◆ **PROBLEM REQUIREMENTS**: Copy every line from the data below in which the string "suffix" can be found.

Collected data

-- begin --

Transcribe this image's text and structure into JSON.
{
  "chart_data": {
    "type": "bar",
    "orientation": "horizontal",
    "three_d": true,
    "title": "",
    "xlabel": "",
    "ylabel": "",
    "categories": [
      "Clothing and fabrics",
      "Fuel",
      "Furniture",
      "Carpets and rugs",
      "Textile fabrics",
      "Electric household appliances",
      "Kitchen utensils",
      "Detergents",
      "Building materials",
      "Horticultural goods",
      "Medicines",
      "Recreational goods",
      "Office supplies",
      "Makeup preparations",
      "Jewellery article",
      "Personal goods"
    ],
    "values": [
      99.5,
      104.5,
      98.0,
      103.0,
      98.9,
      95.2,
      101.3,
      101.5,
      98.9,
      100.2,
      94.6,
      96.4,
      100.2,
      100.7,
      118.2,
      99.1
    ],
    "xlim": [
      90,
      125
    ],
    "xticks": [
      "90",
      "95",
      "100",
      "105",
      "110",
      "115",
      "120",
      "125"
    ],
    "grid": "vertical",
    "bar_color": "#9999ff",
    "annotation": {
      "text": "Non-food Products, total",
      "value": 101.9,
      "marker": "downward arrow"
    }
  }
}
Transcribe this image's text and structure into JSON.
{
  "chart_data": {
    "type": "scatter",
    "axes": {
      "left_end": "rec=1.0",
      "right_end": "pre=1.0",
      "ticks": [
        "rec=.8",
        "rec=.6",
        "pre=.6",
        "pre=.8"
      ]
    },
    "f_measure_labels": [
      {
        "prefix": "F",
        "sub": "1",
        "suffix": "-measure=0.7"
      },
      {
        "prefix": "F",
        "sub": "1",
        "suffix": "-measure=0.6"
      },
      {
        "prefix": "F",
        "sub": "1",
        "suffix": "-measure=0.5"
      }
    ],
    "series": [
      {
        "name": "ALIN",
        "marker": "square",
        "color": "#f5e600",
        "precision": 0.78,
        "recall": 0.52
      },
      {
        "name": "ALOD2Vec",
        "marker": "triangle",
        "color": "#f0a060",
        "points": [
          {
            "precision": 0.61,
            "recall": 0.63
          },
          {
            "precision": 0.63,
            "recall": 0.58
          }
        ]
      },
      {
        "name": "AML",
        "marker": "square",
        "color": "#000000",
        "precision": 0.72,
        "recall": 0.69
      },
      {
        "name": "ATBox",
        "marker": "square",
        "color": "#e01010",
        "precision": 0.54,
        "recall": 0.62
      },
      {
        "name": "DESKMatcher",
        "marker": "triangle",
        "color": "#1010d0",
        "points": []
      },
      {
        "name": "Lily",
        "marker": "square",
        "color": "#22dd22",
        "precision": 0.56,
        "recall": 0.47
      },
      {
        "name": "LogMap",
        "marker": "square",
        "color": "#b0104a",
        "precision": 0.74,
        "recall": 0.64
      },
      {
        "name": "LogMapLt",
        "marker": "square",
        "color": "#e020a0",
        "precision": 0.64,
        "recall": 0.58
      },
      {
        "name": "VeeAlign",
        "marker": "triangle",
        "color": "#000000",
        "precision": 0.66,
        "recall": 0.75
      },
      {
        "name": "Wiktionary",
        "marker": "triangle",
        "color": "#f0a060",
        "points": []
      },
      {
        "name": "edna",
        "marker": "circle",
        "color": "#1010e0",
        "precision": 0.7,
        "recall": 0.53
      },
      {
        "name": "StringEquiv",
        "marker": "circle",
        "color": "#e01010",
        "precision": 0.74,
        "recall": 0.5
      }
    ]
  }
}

-- end --

◆ **FULL ANSWER**:
        "suffix": "-measure=0.7"
        "suffix": "-measure=0.6"
        "suffix": "-measure=0.5"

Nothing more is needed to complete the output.